* **Written instruction**
Keep only the lines where "Detections" appears.

* **Recorded data**
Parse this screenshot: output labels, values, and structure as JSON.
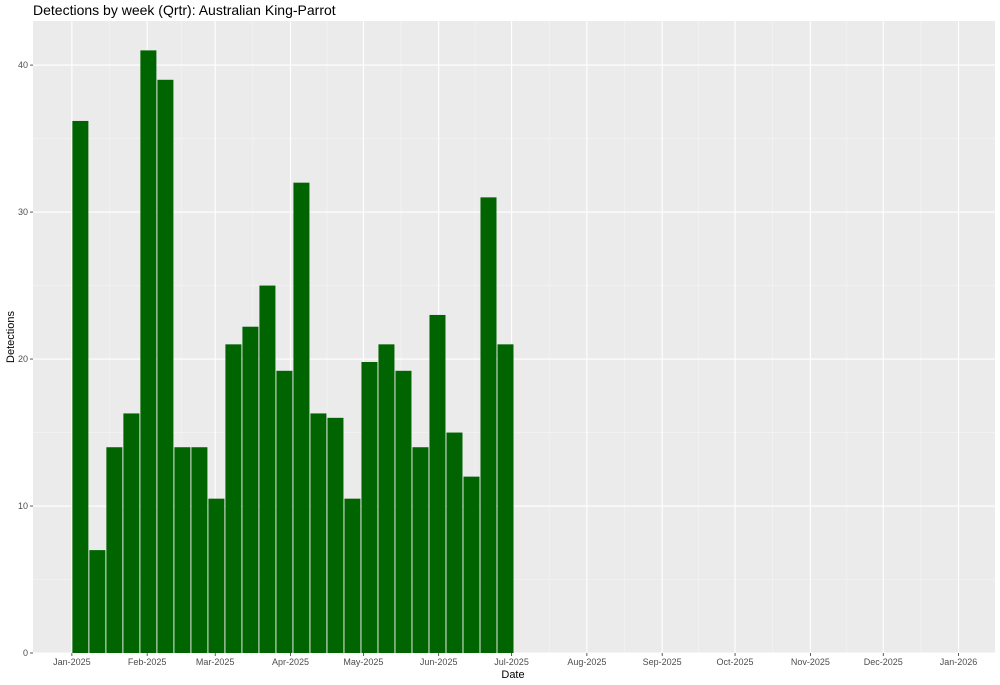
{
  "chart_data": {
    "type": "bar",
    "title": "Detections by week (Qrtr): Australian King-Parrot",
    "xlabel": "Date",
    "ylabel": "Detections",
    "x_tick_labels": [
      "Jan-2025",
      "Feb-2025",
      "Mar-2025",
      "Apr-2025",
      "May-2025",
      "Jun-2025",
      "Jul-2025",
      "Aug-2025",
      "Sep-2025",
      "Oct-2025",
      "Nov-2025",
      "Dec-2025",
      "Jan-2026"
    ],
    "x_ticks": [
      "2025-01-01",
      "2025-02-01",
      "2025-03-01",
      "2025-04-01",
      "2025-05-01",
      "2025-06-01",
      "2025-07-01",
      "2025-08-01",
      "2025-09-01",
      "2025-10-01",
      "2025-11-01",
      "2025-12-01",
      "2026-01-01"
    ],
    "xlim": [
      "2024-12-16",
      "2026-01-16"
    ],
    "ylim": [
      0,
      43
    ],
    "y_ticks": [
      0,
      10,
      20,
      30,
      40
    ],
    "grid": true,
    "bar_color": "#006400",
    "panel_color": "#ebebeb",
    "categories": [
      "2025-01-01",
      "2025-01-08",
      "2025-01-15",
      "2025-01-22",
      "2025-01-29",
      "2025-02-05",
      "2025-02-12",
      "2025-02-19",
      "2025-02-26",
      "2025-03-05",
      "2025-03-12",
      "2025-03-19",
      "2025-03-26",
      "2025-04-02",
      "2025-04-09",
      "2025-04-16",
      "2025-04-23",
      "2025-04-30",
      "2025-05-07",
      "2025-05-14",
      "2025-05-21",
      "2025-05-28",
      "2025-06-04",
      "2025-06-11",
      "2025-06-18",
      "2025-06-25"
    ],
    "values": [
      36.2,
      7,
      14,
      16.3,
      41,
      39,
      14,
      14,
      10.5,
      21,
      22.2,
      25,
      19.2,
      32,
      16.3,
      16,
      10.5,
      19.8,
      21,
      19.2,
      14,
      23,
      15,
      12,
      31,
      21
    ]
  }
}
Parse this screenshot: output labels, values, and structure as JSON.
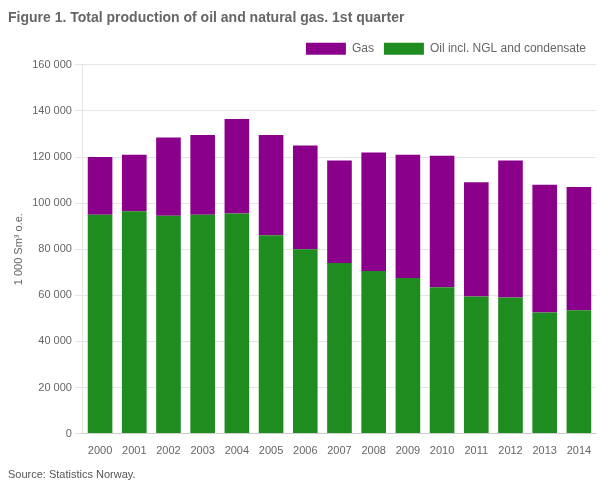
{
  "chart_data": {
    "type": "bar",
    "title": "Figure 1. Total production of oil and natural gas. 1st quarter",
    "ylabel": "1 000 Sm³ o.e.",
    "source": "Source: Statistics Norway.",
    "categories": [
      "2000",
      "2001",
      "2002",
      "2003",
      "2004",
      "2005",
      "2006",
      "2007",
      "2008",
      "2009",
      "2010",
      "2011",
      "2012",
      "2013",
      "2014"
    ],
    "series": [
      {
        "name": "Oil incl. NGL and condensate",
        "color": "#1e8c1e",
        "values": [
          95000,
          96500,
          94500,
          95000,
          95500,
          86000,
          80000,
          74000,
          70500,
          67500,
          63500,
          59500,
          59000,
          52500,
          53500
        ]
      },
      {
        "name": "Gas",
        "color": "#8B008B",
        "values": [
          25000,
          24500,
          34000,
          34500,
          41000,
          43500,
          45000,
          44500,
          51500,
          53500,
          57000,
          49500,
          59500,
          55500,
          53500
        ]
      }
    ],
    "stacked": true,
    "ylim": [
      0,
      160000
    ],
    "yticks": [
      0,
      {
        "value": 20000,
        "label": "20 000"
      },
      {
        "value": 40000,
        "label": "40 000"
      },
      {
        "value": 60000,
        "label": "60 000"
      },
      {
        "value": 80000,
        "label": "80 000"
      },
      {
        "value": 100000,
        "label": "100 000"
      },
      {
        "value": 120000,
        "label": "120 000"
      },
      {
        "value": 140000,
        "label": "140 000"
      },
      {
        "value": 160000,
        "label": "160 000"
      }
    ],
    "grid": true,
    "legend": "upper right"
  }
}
...
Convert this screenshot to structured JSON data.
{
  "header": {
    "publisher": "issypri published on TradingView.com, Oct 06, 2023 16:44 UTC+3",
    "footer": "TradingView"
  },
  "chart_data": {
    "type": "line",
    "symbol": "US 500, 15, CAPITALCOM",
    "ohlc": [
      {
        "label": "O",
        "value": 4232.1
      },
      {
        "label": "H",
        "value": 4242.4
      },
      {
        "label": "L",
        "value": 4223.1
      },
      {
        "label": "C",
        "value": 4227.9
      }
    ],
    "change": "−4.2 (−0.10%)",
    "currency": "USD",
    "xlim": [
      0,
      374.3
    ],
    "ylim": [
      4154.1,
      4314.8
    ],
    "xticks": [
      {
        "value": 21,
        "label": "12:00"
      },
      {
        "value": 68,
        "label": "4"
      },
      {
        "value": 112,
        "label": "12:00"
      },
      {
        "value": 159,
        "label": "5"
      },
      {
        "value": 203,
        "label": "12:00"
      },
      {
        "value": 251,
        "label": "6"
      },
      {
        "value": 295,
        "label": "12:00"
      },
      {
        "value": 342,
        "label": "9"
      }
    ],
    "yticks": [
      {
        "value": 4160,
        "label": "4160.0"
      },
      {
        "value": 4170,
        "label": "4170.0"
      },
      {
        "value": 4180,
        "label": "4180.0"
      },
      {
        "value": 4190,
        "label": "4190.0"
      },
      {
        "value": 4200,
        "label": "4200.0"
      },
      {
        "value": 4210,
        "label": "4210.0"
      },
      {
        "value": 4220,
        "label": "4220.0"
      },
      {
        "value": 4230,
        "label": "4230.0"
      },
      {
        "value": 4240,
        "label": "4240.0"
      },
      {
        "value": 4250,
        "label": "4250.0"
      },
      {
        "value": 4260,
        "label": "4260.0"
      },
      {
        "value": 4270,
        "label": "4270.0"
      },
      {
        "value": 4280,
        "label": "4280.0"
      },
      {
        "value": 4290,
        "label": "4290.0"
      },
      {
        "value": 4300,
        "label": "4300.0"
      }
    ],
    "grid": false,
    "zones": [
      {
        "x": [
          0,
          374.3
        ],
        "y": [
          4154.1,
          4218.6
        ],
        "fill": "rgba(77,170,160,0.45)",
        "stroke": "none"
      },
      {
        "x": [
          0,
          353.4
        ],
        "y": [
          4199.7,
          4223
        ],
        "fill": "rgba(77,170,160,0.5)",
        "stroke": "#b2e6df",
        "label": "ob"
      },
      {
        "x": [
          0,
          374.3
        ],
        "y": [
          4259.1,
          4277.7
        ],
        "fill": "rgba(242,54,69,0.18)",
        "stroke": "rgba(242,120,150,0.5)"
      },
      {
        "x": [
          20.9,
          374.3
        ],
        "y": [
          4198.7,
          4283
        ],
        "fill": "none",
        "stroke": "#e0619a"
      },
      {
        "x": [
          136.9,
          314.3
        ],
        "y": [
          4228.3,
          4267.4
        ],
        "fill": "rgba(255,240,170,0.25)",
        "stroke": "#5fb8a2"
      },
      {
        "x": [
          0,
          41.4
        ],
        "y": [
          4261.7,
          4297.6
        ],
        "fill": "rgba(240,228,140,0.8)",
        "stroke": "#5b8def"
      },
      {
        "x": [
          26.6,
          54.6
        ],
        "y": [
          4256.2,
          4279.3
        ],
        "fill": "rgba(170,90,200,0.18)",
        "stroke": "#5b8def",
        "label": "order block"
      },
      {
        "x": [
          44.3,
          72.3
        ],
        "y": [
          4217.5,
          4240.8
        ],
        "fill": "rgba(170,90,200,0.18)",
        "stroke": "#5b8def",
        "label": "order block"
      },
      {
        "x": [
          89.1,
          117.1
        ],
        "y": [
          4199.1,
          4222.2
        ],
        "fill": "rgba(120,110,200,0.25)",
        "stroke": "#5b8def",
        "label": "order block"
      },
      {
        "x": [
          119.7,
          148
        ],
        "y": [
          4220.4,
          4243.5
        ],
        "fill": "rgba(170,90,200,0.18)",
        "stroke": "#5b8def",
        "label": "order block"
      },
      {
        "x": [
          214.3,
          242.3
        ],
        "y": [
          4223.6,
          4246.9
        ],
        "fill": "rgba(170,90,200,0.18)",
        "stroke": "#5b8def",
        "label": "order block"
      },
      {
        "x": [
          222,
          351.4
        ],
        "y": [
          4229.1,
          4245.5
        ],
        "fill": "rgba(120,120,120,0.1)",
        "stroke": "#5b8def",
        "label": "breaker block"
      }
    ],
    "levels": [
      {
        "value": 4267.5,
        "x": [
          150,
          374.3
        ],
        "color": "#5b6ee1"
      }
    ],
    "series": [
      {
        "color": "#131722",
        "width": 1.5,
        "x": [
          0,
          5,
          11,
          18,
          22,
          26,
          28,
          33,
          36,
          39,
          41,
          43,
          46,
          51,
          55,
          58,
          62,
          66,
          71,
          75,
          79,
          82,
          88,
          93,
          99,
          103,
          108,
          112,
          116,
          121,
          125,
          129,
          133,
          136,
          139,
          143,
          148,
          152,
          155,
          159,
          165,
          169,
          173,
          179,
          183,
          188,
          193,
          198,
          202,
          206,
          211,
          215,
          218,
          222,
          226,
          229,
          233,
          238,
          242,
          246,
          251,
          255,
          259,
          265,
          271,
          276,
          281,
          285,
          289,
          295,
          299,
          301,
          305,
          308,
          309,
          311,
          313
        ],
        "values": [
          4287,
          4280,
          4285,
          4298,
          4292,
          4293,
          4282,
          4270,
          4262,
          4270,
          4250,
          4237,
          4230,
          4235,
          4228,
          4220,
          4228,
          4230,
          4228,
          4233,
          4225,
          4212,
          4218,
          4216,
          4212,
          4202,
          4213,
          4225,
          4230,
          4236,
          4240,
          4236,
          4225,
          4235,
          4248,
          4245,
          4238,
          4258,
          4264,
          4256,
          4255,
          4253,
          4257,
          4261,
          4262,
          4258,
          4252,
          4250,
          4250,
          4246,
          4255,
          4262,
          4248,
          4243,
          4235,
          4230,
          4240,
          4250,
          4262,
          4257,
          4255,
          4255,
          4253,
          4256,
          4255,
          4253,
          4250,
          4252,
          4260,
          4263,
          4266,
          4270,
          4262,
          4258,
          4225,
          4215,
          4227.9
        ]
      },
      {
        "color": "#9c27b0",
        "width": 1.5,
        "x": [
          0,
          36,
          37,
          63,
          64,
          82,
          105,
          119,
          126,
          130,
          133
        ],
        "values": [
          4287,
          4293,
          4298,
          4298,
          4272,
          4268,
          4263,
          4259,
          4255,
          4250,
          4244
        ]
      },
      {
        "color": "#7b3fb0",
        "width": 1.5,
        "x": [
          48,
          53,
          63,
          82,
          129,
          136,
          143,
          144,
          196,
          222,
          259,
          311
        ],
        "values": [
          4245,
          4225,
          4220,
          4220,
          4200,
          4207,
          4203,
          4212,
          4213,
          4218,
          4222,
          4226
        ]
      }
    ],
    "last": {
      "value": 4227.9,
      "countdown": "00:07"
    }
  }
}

* **Response for this exercise**
    "title": "Detections by week (Qrtr): Australian King-Parrot",
    "ylabel": "Detections",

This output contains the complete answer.